------ Record set ------
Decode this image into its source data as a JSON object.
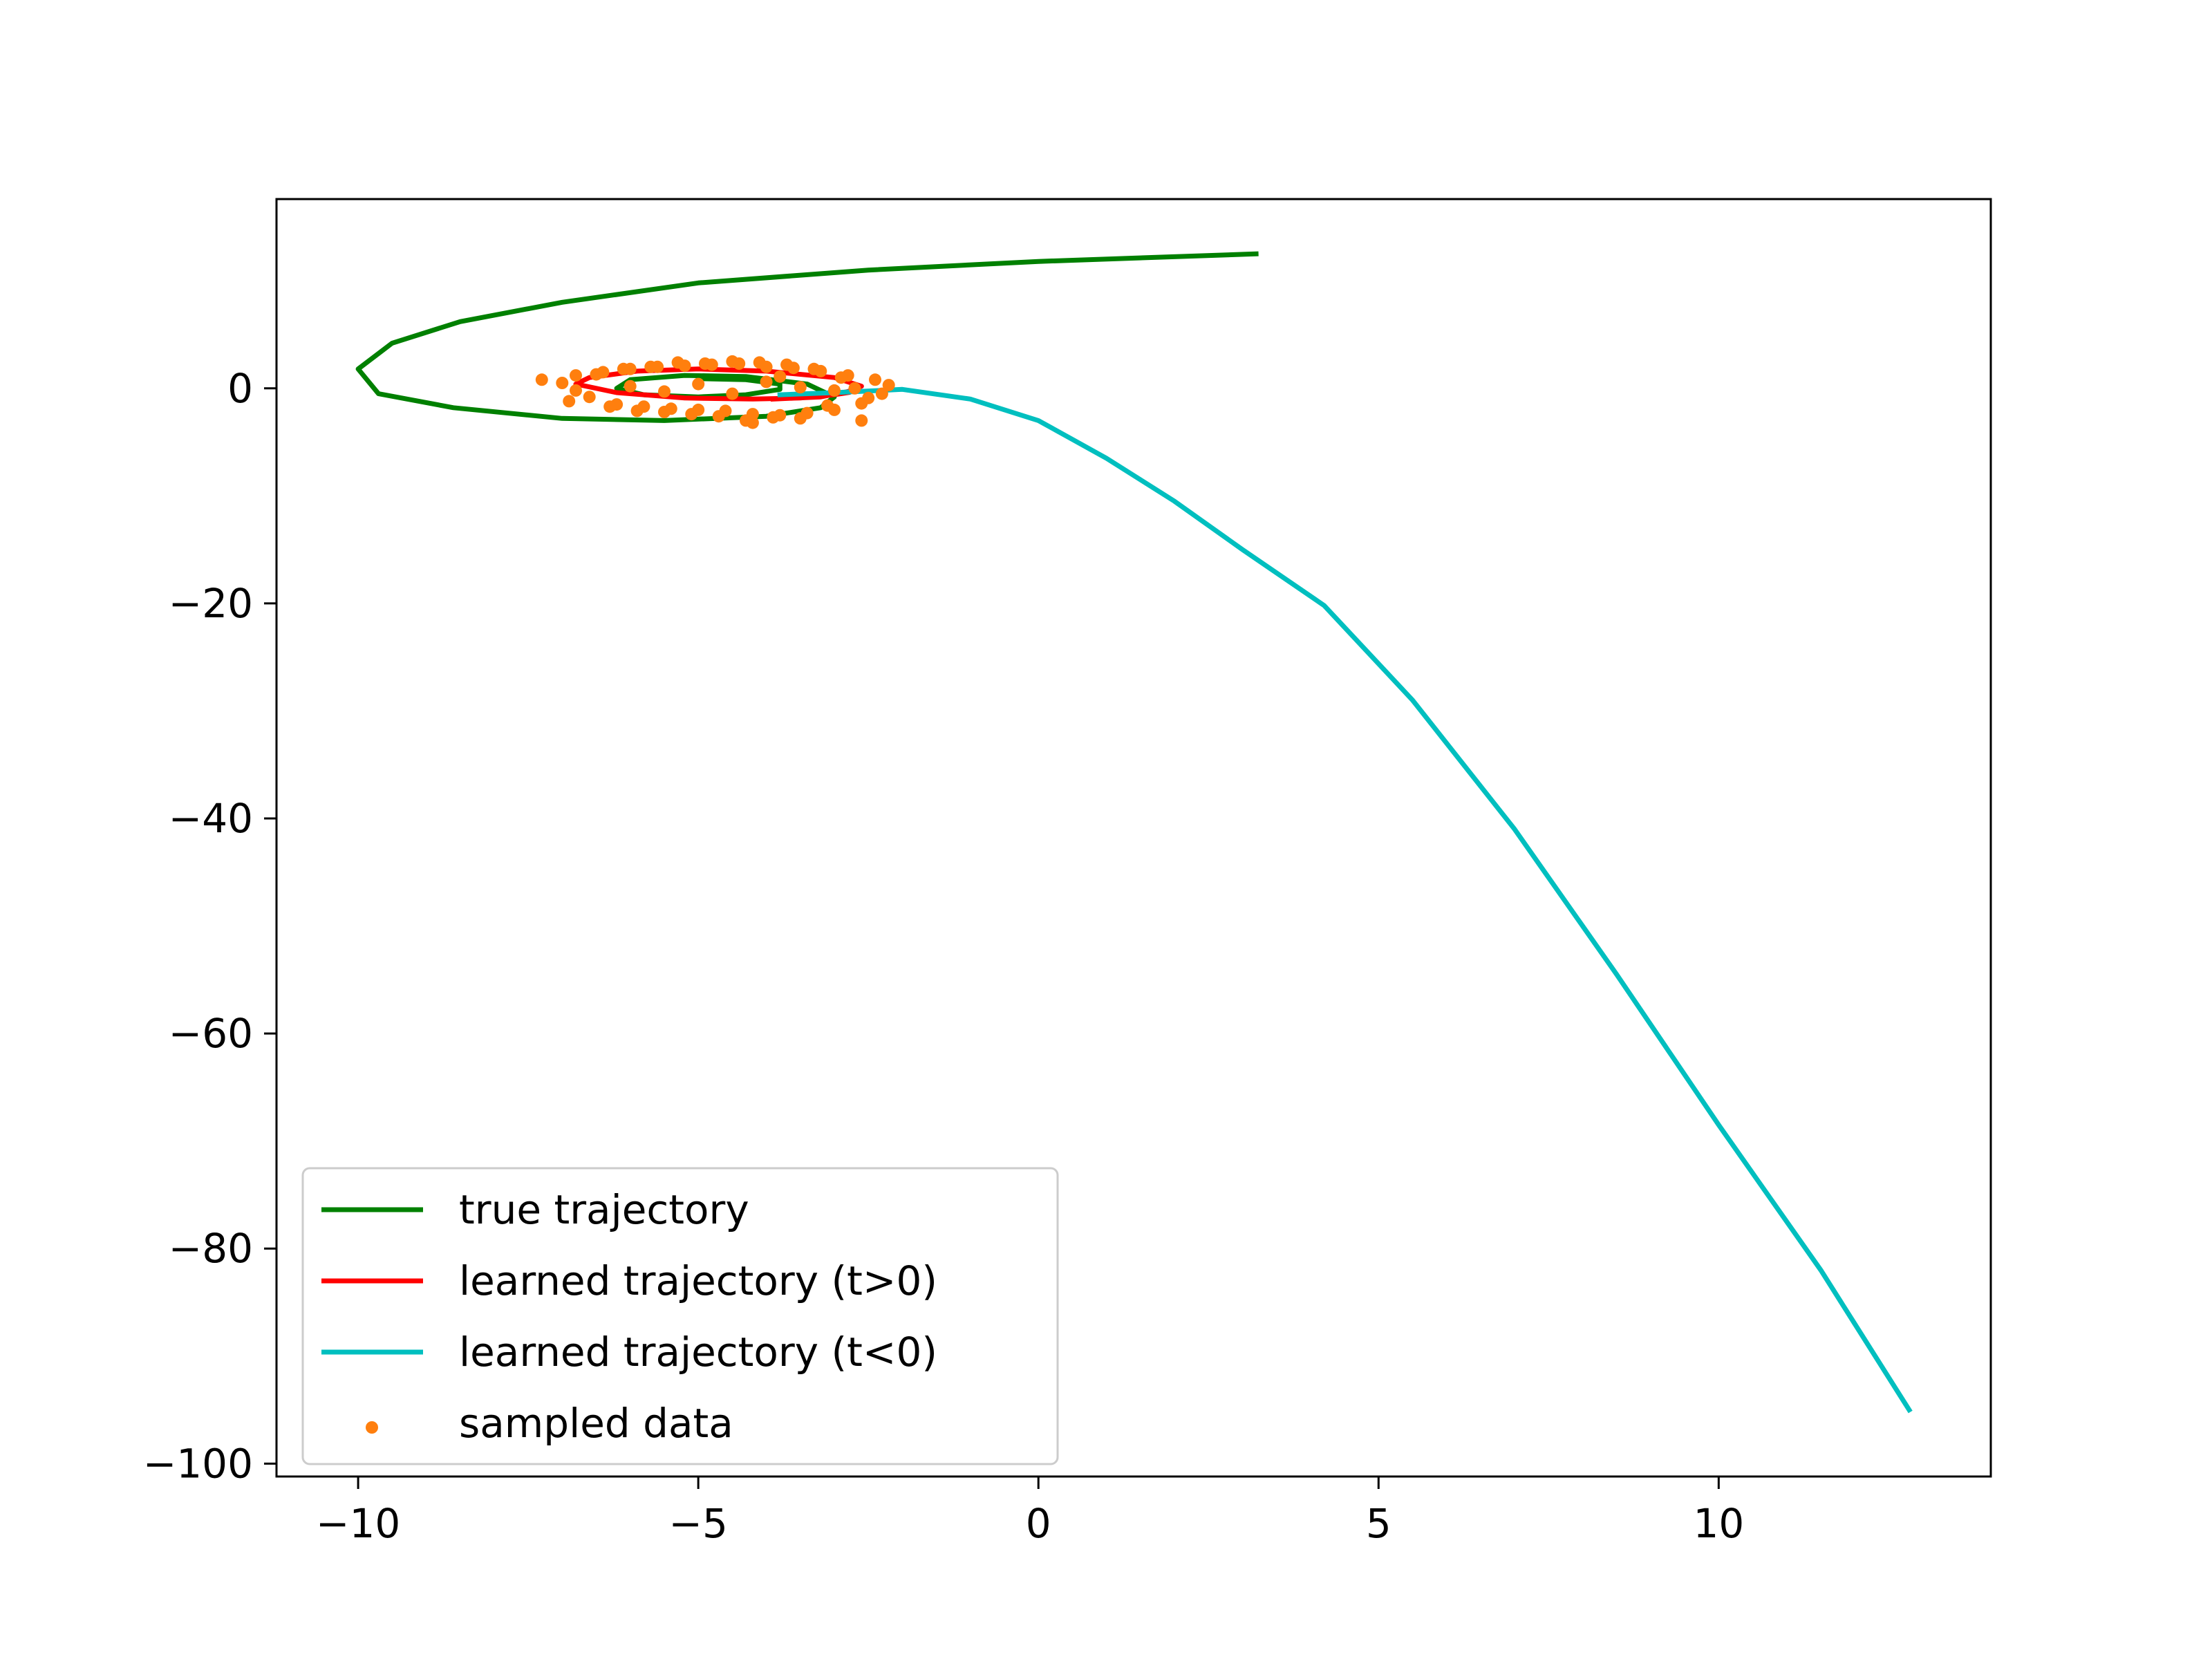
{
  "chart_data": {
    "type": "line",
    "title": "",
    "xlabel": "",
    "ylabel": "",
    "xlim": [
      -11.2,
      14.0
    ],
    "ylim": [
      -101.2,
      17.6
    ],
    "xticks": [
      -10,
      -5,
      0,
      5,
      10
    ],
    "yticks": [
      0,
      -20,
      -40,
      -60,
      -80,
      -100
    ],
    "xtick_labels": [
      "−10",
      "−5",
      "0",
      "5",
      "10"
    ],
    "ytick_labels": [
      "0",
      "−20",
      "−40",
      "−60",
      "−80",
      "−100"
    ],
    "grid": false,
    "legend_position": "lower-left",
    "series": [
      {
        "name": "true trajectory",
        "kind": "line",
        "color": "#008000",
        "x": [
          3.2,
          0.0,
          -2.5,
          -5.0,
          -7.0,
          -8.5,
          -9.5,
          -10.0,
          -9.7,
          -8.6,
          -7.0,
          -5.5,
          -4.0,
          -3.2,
          -3.0,
          -3.4,
          -4.3,
          -5.2,
          -6.0,
          -6.2,
          -5.8,
          -5.0,
          -4.3,
          -3.8,
          -3.8,
          -4.3,
          -5.0
        ],
        "y": [
          12.5,
          11.8,
          11.0,
          9.8,
          8.0,
          6.2,
          4.2,
          1.8,
          -0.5,
          -1.8,
          -2.8,
          -3.0,
          -2.6,
          -1.8,
          -0.8,
          0.4,
          1.1,
          1.2,
          0.8,
          0.0,
          -0.6,
          -0.8,
          -0.6,
          -0.1,
          0.4,
          0.8,
          0.9
        ]
      },
      {
        "name": "learned trajectory (t>0)",
        "kind": "line",
        "color": "#ff0000",
        "x": [
          -3.9,
          -3.2,
          -2.8,
          -2.6,
          -3.0,
          -4.0,
          -5.0,
          -5.9,
          -6.6,
          -6.8,
          -6.2,
          -5.2,
          -4.2,
          -3.5,
          -3.0,
          -2.8
        ],
        "y": [
          -1.0,
          -0.8,
          -0.3,
          0.2,
          1.0,
          1.6,
          1.8,
          1.6,
          1.0,
          0.4,
          -0.4,
          -0.9,
          -1.0,
          -0.9,
          -0.6,
          -0.4
        ]
      },
      {
        "name": "learned trajectory (t<0)",
        "kind": "line",
        "color": "#00bfbf",
        "x": [
          -3.8,
          -3.0,
          -2.0,
          -1.0,
          0.0,
          1.0,
          2.0,
          3.0,
          4.2,
          5.5,
          7.0,
          8.5,
          10.0,
          11.5,
          12.8
        ],
        "y": [
          -0.6,
          -0.4,
          -0.1,
          -1.0,
          -3.0,
          -6.5,
          -10.5,
          -15.0,
          -20.2,
          -29.0,
          -41.0,
          -54.5,
          -68.5,
          -82.0,
          -95.0
        ]
      },
      {
        "name": "sampled data",
        "kind": "scatter",
        "color": "#ff7f0e",
        "x": [
          -7.3,
          -7.0,
          -6.8,
          -6.6,
          -6.8,
          -6.9,
          -6.4,
          -6.2,
          -6.0,
          -5.8,
          -5.6,
          -5.4,
          -5.2,
          -5.0,
          -4.8,
          -4.6,
          -4.4,
          -4.2,
          -4.0,
          -3.8,
          -3.6,
          -3.4,
          -3.2,
          -3.0,
          -2.8,
          -2.6,
          -2.4,
          -2.2,
          -2.3,
          -2.5,
          -2.7,
          -2.9,
          -3.1,
          -3.3,
          -3.5,
          -3.7,
          -3.9,
          -4.1,
          -4.3,
          -4.5,
          -4.7,
          -4.9,
          -5.1,
          -5.3,
          -5.5,
          -5.7,
          -5.9,
          -6.1,
          -6.3,
          -6.5,
          -6.0,
          -5.5,
          -5.0,
          -4.5,
          -4.0,
          -3.5,
          -3.0,
          -2.6,
          -4.2,
          -3.8
        ],
        "y": [
          0.8,
          0.5,
          -0.2,
          -0.8,
          1.2,
          -1.2,
          1.5,
          -1.5,
          1.8,
          -1.7,
          2.0,
          -1.9,
          2.1,
          -2.0,
          2.2,
          -2.1,
          2.3,
          -2.4,
          2.0,
          -2.5,
          1.9,
          -2.3,
          1.6,
          -2.0,
          1.2,
          -1.4,
          0.8,
          0.3,
          -0.5,
          -0.9,
          0.0,
          1.0,
          -1.6,
          1.8,
          -2.8,
          2.2,
          -2.7,
          2.4,
          -3.0,
          2.5,
          -2.6,
          2.3,
          -2.4,
          2.4,
          -2.2,
          2.0,
          -2.1,
          1.8,
          -1.7,
          1.3,
          0.2,
          -0.3,
          0.4,
          -0.5,
          0.6,
          0.1,
          -0.2,
          -3.0,
          -3.2,
          1.1
        ]
      }
    ]
  }
}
------
◆ **Stated task**: Tally how many lines in the material above hold the word "name". Write only that number.

◆ **Result for this exercise**: 4